**WHAT YOU NEED TO DO:**
In this exercise, return the whole listing exactly, excluding any images.

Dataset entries

################

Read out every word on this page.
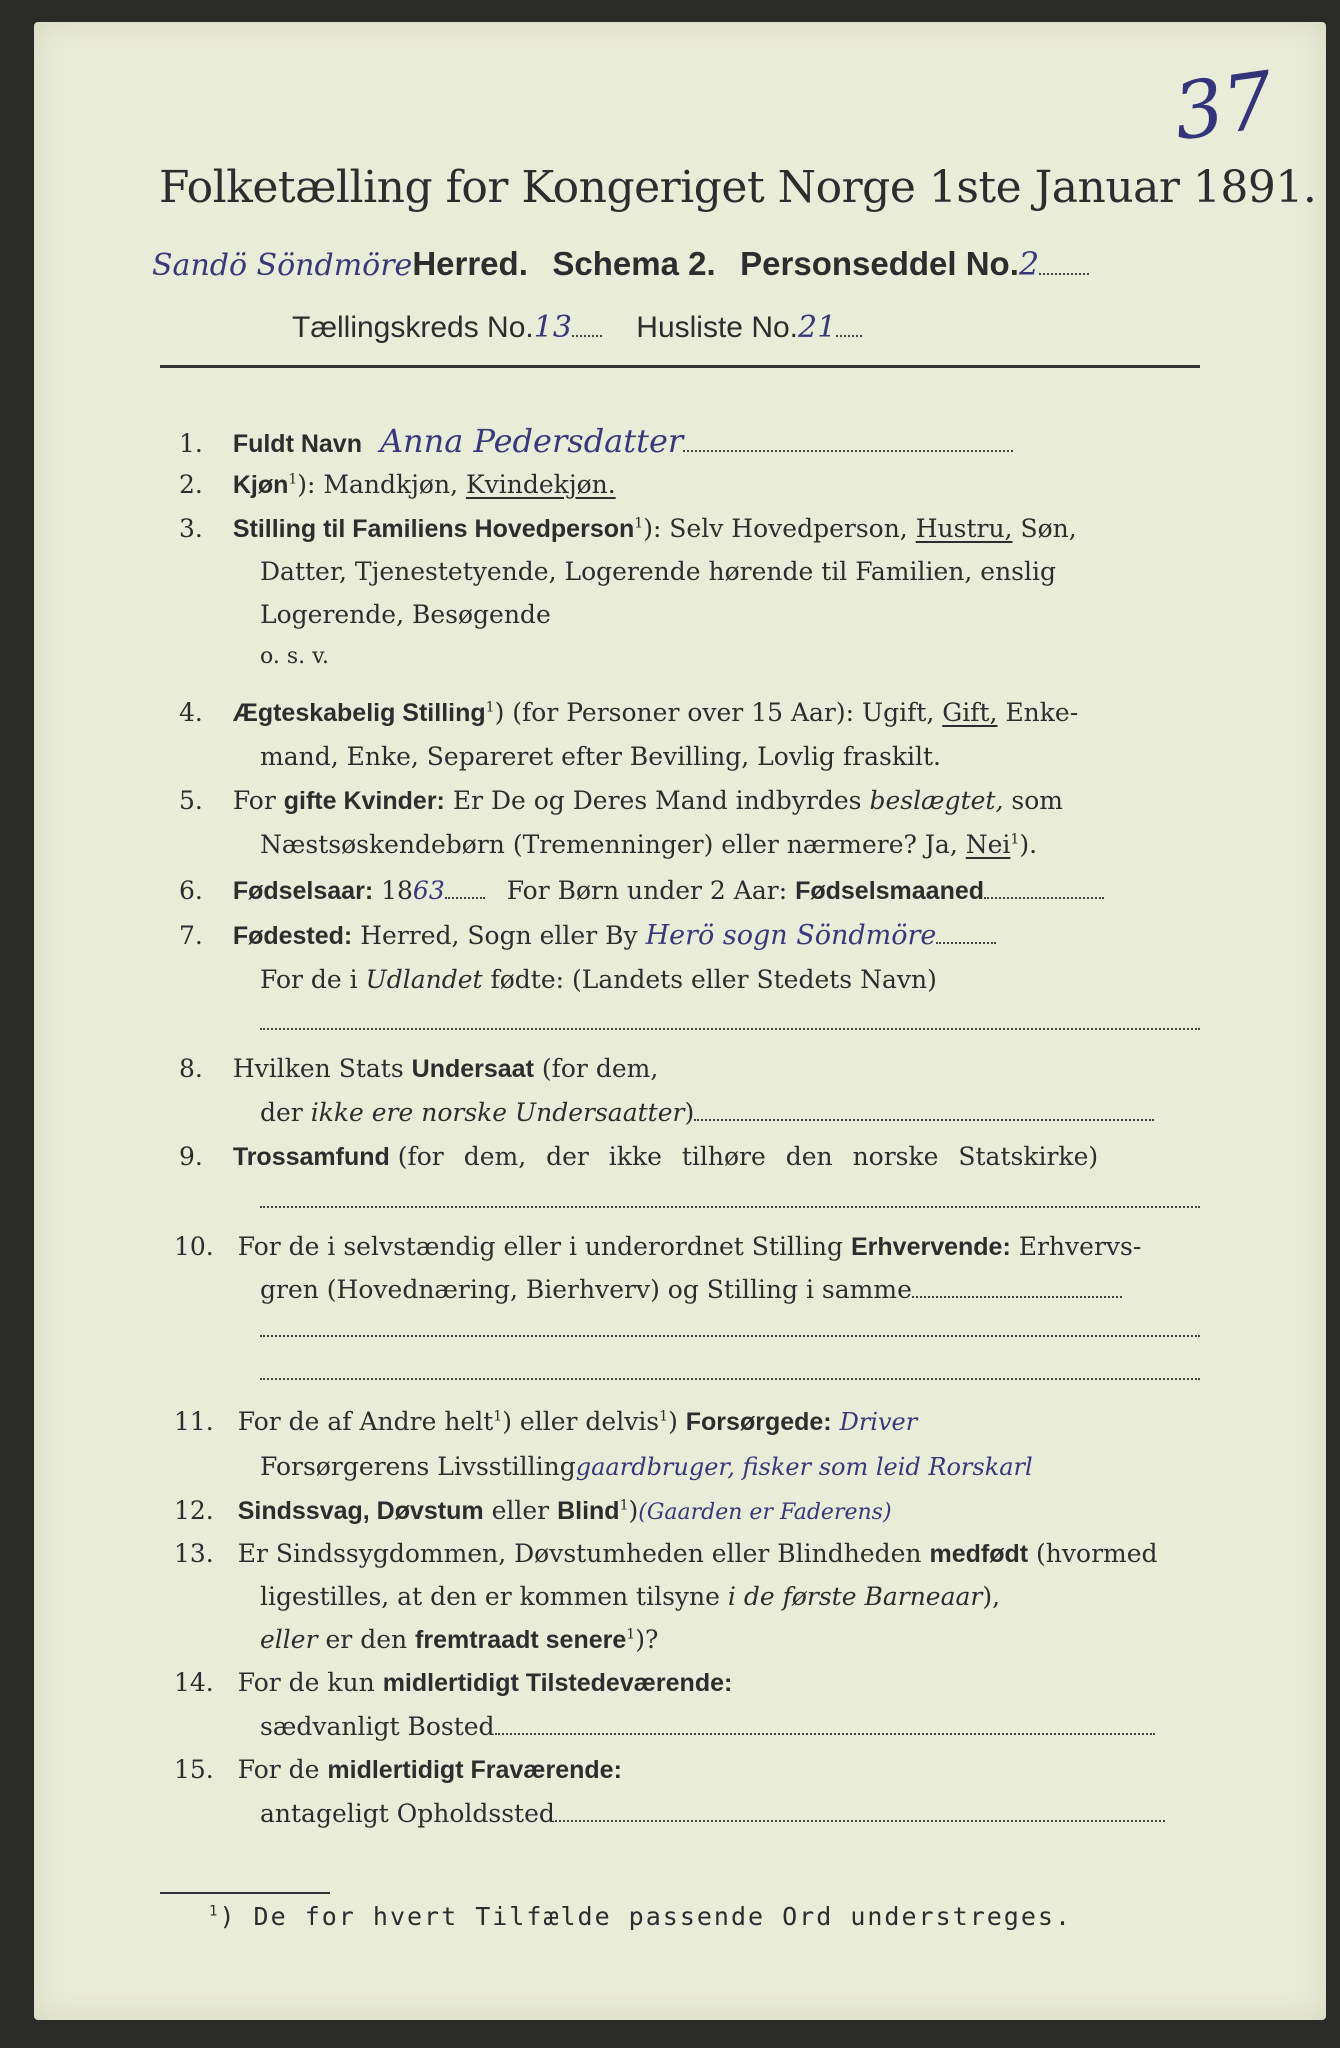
37
Folketælling for Kongeriget Norge 1ste Januar 1891.
Sandö SöndmöreHerred. Schema 2. Personseddel No.2
Tællingskreds No.13 Husliste No.21
1. Fuldt Navn Anna Pedersdatter
2. Kjøn$^1$): Mandkjøn, Kvindekjøn.
3. Stilling til Familiens Hovedperson$^1$): Selv Hovedperson, Hustru, Søn,
Datter, Tjenestetyende, Logerende hørende til Familien, enslig
Logerende, Besøgende
o. s. v.
4. Ægteskabelig Stilling$^1$) (for Personer over 15 Aar): Ugift, Gift, Enke-
mand, Enke, Separeret efter Bevilling, Lovlig fraskilt.
5. For gifte Kvinder: Er De og Deres Mand indbyrdes beslægtet, som
Næstsøskendebørn (Tremenninger) eller nærmere? Ja, Nei$^1$).
6. Fødselsaar: 1863 For Børn under 2 Aar: Fødselsmaaned
7. Fødested: Herred, Sogn eller By Herö sogn Söndmöre
For de i Udlandet fødte: (Landets eller Stedets Navn)
8. Hvilken Stats Undersaat (for dem,
der ikke ere norske Undersaatter)
9. Trossamfund (for dem, der ikke tilhøre den norske Statskirke)
10. For de i selvstændig eller i underordnet Stilling Erhvervende: Erhvervs-
gren (Hovednæring, Bierhverv) og Stilling i samme
11. For de af Andre helt$^1$) eller delvis$^1$) Forsørgede: Driver
Forsørgerens Livsstillinggaardbruger, fisker som leid Rorskarl
12. Sindssvag, Døvstum eller Blind$^1$)(Gaarden er Faderens)
13. Er Sindssygdommen, Døvstumheden eller Blindheden medfødt (hvormed
ligestilles, at den er kommen tilsyne i de første Barneaar),
eller er den fremtraadt senere$^1$)?
14. For de kun midlertidigt Tilstedeværende:
sædvanligt Bosted
15. For de midlertidigt Fraværende:
antageligt Opholdssted
$^1$) De for hvert Tilfælde passende Ord understreges.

################

**SOLUTION TO THIS EXERCISE:**
Read out every word on this page.
37
Folketælling for Kongeriget Norge 1ste Januar 1891.
Sandö SöndmöreHerred. Schema 2. Personseddel No.2
Tællingskreds No.13 Husliste No.21
1. Fuldt Navn Anna Pedersdatter
2. Kjøn$^1$): Mandkjøn, Kvindekjøn.
3. Stilling til Familiens Hovedperson$^1$): Selv Hovedperson, Hustru, Søn,
Datter, Tjenestetyende, Logerende hørende til Familien, enslig
Logerende, Besøgende
o. s. v.
4. Ægteskabelig Stilling$^1$) (for Personer over 15 Aar): Ugift, Gift, Enke-
mand, Enke, Separeret efter Bevilling, Lovlig fraskilt.
5. For gifte Kvinder: Er De og Deres Mand indbyrdes beslægtet, som
Næstsøskendebørn (Tremenninger) eller nærmere? Ja, Nei$^1$).
6. Fødselsaar: 1863 For Børn under 2 Aar: Fødselsmaaned
7. Fødested: Herred, Sogn eller By Herö sogn Söndmöre
For de i Udlandet fødte: (Landets eller Stedets Navn)
8. Hvilken Stats Undersaat (for dem,
der ikke ere norske Undersaatter)
9. Trossamfund (for dem, der ikke tilhøre den norske Statskirke)
10. For de i selvstændig eller i underordnet Stilling Erhvervende: Erhvervs-
gren (Hovednæring, Bierhverv) og Stilling i samme
11. For de af Andre helt$^1$) eller delvis$^1$) Forsørgede: Driver
Forsørgerens Livsstillinggaardbruger, fisker som leid Rorskarl
12. Sindssvag, Døvstum eller Blind$^1$)(Gaarden er Faderens)
13. Er Sindssygdommen, Døvstumheden eller Blindheden medfødt (hvormed
ligestilles, at den er kommen tilsyne i de første Barneaar),
eller er den fremtraadt senere$^1$)?
14. For de kun midlertidigt Tilstedeværende:
sædvanligt Bosted
15. For de midlertidigt Fraværende:
antageligt Opholdssted
$^1$) De for hvert Tilfælde passende Ord understreges.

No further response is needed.